» The exercise
Count each line below that has "style" anywhere in it. Answer with the total alone.

+++ Supplied records

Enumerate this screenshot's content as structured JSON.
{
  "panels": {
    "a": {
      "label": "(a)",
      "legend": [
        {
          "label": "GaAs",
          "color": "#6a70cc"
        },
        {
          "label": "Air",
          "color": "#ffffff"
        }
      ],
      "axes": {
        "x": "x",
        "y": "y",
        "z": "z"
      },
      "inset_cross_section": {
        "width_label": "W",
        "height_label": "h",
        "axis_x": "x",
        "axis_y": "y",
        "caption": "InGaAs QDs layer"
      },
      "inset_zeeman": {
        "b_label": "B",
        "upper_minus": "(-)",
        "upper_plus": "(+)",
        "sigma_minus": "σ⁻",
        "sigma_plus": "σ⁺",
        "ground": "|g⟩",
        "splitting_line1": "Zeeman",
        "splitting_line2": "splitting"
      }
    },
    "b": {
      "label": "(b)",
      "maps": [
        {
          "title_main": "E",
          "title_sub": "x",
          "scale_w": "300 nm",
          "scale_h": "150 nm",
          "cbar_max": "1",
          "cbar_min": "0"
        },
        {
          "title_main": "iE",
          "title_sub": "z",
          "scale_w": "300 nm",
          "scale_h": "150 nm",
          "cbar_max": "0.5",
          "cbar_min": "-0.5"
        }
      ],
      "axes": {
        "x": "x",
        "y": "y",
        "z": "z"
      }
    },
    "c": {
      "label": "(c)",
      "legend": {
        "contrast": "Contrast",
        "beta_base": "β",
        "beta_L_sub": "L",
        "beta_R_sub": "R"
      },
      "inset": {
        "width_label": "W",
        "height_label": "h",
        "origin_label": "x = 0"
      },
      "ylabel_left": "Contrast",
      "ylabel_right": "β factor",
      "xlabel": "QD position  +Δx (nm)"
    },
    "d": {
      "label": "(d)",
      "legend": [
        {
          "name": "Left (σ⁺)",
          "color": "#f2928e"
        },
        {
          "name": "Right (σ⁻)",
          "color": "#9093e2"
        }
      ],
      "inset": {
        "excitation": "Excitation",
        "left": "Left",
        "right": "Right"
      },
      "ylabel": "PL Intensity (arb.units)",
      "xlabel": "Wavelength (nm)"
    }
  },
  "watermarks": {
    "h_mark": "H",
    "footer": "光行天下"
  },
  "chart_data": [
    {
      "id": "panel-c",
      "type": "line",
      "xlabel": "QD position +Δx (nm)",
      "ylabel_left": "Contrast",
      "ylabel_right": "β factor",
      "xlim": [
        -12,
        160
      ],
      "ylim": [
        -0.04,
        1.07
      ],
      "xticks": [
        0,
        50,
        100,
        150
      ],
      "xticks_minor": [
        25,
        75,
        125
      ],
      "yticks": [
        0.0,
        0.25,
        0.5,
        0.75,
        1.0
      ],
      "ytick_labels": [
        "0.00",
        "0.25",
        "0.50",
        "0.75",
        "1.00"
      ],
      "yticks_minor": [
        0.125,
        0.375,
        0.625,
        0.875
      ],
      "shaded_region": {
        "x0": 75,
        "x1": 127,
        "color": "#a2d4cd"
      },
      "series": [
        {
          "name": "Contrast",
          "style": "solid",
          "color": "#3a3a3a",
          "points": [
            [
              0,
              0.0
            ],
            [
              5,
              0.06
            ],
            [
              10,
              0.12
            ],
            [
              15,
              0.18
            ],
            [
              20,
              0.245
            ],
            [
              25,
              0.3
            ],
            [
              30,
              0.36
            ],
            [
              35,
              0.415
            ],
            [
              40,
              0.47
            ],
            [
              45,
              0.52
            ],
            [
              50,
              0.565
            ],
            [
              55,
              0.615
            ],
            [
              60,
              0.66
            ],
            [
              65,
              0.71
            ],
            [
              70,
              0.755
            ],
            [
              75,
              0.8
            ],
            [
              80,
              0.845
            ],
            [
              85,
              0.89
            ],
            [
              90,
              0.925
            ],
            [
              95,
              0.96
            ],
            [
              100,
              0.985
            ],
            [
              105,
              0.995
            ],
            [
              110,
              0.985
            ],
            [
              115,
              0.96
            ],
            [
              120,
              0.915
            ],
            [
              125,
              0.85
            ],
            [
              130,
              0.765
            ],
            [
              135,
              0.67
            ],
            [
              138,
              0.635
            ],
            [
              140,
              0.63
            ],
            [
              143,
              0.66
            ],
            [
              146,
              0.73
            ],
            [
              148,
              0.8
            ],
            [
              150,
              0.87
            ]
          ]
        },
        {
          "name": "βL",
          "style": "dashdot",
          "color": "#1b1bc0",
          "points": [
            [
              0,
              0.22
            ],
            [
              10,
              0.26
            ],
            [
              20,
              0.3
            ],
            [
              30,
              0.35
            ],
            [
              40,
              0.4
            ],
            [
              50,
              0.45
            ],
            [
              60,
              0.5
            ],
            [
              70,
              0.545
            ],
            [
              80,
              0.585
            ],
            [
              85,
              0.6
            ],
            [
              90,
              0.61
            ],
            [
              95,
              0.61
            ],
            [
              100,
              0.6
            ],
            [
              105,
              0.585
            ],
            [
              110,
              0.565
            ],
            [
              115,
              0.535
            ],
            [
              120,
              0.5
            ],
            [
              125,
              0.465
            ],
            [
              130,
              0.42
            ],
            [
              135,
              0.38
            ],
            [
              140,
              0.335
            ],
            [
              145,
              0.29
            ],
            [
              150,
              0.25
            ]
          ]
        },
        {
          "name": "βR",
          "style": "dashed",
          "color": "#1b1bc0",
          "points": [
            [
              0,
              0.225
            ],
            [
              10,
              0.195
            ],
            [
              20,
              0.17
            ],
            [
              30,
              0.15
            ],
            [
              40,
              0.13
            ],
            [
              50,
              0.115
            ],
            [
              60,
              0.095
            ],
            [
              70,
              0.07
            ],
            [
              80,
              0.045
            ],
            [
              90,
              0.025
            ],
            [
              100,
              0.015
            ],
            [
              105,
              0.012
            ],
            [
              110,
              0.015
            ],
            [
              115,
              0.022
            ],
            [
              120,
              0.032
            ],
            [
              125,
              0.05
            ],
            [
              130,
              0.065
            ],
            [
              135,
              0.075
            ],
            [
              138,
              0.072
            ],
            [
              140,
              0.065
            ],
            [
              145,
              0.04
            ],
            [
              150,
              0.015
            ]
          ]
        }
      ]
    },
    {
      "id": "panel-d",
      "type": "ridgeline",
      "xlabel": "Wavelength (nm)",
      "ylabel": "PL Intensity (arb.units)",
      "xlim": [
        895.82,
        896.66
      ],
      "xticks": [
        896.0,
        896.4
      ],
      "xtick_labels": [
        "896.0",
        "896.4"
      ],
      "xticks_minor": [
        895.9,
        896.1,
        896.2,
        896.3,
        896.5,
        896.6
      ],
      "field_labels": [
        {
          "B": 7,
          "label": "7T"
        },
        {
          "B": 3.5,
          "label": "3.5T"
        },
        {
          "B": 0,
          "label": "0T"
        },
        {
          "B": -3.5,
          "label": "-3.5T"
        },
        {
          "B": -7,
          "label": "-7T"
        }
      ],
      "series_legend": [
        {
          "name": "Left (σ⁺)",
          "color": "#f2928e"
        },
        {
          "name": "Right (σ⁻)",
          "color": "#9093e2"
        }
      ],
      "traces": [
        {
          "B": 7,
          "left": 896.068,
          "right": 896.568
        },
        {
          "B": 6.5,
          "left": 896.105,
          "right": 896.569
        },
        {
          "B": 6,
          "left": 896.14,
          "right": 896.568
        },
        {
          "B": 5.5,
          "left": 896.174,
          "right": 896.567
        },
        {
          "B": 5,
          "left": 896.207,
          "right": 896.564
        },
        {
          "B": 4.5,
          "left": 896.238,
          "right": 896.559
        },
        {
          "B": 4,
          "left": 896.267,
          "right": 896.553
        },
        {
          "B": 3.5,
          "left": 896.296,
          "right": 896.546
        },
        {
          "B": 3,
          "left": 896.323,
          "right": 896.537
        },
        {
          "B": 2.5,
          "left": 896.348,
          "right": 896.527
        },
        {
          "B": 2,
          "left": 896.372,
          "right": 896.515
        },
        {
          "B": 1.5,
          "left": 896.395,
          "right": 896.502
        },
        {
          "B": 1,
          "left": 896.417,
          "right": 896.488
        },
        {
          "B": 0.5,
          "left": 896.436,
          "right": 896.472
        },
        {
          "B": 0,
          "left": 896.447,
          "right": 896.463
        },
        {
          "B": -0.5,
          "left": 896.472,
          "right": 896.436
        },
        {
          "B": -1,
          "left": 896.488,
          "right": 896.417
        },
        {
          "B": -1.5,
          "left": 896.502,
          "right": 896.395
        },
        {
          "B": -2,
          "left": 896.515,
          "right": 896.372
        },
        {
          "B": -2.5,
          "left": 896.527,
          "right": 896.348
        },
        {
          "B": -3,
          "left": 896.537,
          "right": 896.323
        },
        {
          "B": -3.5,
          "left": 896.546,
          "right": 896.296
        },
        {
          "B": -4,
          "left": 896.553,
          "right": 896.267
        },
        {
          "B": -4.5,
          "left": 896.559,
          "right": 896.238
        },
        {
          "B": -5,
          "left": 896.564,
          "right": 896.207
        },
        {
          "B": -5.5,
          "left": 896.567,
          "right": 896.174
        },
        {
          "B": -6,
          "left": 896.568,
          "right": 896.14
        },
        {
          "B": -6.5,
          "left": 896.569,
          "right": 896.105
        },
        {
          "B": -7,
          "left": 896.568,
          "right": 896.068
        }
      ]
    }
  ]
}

++++++

» Written solution
3